SHORT EXERCISE ::
The entries are to be returned exactly, with images left out.

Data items
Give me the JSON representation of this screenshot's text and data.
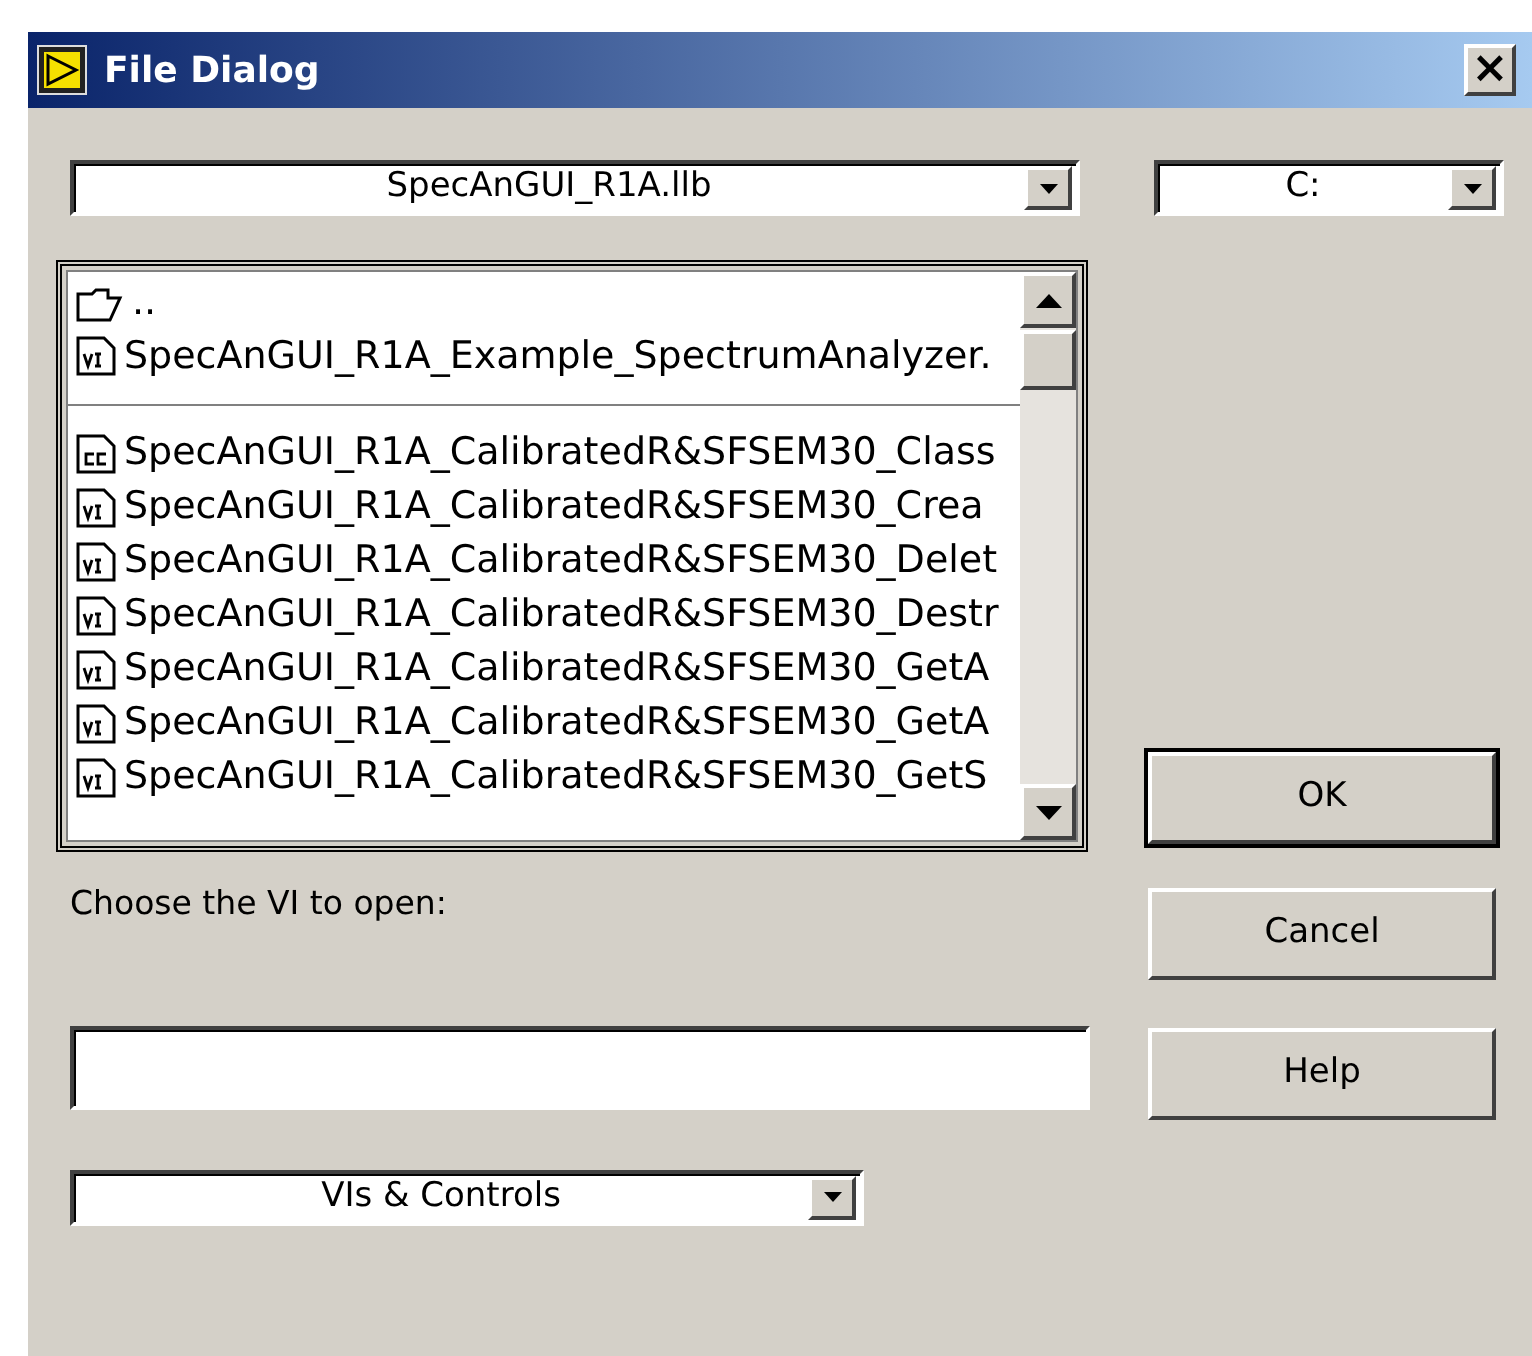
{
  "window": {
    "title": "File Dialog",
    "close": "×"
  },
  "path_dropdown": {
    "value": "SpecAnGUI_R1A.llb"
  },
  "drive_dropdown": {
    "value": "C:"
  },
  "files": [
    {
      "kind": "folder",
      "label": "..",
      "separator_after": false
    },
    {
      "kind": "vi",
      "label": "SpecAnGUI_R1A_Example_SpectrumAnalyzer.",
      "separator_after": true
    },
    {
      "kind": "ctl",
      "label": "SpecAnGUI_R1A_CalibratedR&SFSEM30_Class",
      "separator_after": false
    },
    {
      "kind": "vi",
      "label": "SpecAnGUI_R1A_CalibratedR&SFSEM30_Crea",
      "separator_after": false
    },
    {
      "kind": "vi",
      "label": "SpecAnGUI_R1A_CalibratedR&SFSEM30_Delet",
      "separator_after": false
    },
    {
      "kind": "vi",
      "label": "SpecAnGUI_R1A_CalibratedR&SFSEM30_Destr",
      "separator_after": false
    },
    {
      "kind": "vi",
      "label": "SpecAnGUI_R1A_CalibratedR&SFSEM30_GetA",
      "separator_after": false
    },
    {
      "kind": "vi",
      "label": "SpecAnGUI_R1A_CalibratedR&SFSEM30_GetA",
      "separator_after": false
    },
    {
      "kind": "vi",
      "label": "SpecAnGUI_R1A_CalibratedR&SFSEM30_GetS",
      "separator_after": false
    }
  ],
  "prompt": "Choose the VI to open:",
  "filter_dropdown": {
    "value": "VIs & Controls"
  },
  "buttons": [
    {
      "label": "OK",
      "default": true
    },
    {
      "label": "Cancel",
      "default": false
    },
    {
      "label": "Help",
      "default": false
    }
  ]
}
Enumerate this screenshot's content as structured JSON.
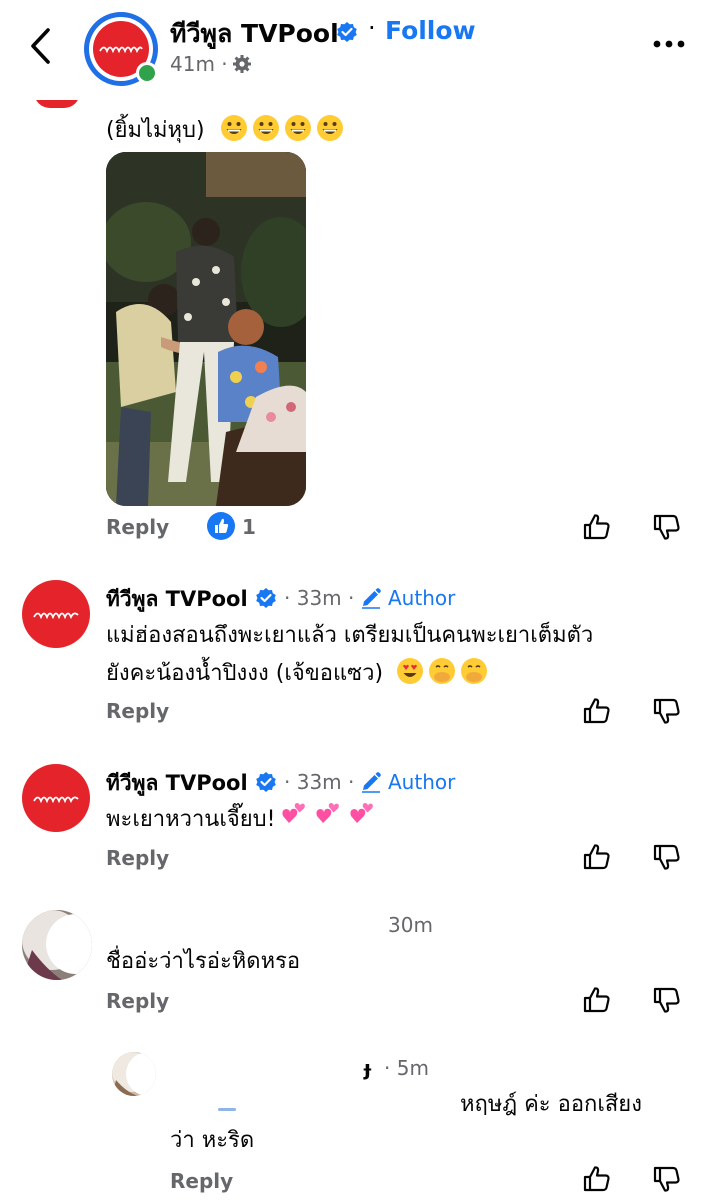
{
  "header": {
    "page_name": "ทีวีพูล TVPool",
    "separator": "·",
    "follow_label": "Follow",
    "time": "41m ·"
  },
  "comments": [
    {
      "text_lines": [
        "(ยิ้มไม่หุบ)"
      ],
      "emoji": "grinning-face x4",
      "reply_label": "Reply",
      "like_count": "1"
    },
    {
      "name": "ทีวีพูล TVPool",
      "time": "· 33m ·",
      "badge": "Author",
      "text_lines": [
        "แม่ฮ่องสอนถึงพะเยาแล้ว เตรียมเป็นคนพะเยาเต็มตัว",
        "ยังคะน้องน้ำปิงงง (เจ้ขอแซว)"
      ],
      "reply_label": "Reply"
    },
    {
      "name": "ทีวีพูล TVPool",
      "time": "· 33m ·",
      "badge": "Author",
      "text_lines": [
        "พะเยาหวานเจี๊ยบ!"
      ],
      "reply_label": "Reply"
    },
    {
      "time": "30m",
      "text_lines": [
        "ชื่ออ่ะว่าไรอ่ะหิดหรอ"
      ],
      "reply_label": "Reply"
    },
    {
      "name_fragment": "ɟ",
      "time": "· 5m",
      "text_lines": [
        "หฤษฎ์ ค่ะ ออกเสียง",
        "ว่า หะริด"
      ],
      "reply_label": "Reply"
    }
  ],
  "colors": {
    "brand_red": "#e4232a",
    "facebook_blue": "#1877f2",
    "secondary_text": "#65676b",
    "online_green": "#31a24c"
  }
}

FINISHED TASK ::
Give me the JSON representation of this screenshot's text and data.
{
  "window": {
    "title": "File Dialog",
    "close": "×"
  },
  "path_dropdown": {
    "value": "SpecAnGUI_R1A.llb"
  },
  "drive_dropdown": {
    "value": "C:"
  },
  "files": [
    {
      "kind": "folder",
      "label": "..",
      "separator_after": false
    },
    {
      "kind": "vi",
      "label": "SpecAnGUI_R1A_Example_SpectrumAnalyzer.",
      "separator_after": true
    },
    {
      "kind": "ctl",
      "label": "SpecAnGUI_R1A_CalibratedR&SFSEM30_Class",
      "separator_after": false
    },
    {
      "kind": "vi",
      "label": "SpecAnGUI_R1A_CalibratedR&SFSEM30_Crea",
      "separator_after": false
    },
    {
      "kind": "vi",
      "label": "SpecAnGUI_R1A_CalibratedR&SFSEM30_Delet",
      "separator_after": false
    },
    {
      "kind": "vi",
      "label": "SpecAnGUI_R1A_CalibratedR&SFSEM30_Destr",
      "separator_after": false
    },
    {
      "kind": "vi",
      "label": "SpecAnGUI_R1A_CalibratedR&SFSEM30_GetA",
      "separator_after": false
    },
    {
      "kind": "vi",
      "label": "SpecAnGUI_R1A_CalibratedR&SFSEM30_GetA",
      "separator_after": false
    },
    {
      "kind": "vi",
      "label": "SpecAnGUI_R1A_CalibratedR&SFSEM30_GetS",
      "separator_after": false
    }
  ],
  "prompt": "Choose the VI to open:",
  "filter_dropdown": {
    "value": "VIs & Controls"
  },
  "buttons": [
    {
      "label": "OK",
      "default": true
    },
    {
      "label": "Cancel",
      "default": false
    },
    {
      "label": "Help",
      "default": false
    }
  ]
}
Enumerate this screenshot's content as structured JSON.
{
  "header": {
    "page_name": "ทีวีพูล TVPool",
    "separator": "·",
    "follow_label": "Follow",
    "time": "41m ·"
  },
  "comments": [
    {
      "text_lines": [
        "(ยิ้มไม่หุบ)"
      ],
      "emoji": "grinning-face x4",
      "reply_label": "Reply",
      "like_count": "1"
    },
    {
      "name": "ทีวีพูล TVPool",
      "time": "· 33m ·",
      "badge": "Author",
      "text_lines": [
        "แม่ฮ่องสอนถึงพะเยาแล้ว เตรียมเป็นคนพะเยาเต็มตัว",
        "ยังคะน้องน้ำปิงงง (เจ้ขอแซว)"
      ],
      "reply_label": "Reply"
    },
    {
      "name": "ทีวีพูล TVPool",
      "time": "· 33m ·",
      "badge": "Author",
      "text_lines": [
        "พะเยาหวานเจี๊ยบ!"
      ],
      "reply_label": "Reply"
    },
    {
      "time": "30m",
      "text_lines": [
        "ชื่ออ่ะว่าไรอ่ะหิดหรอ"
      ],
      "reply_label": "Reply"
    },
    {
      "name_fragment": "ɟ",
      "time": "· 5m",
      "text_lines": [
        "หฤษฎ์ ค่ะ ออกเสียง",
        "ว่า หะริด"
      ],
      "reply_label": "Reply"
    }
  ],
  "colors": {
    "brand_red": "#e4232a",
    "facebook_blue": "#1877f2",
    "secondary_text": "#65676b",
    "online_green": "#31a24c"
  }
}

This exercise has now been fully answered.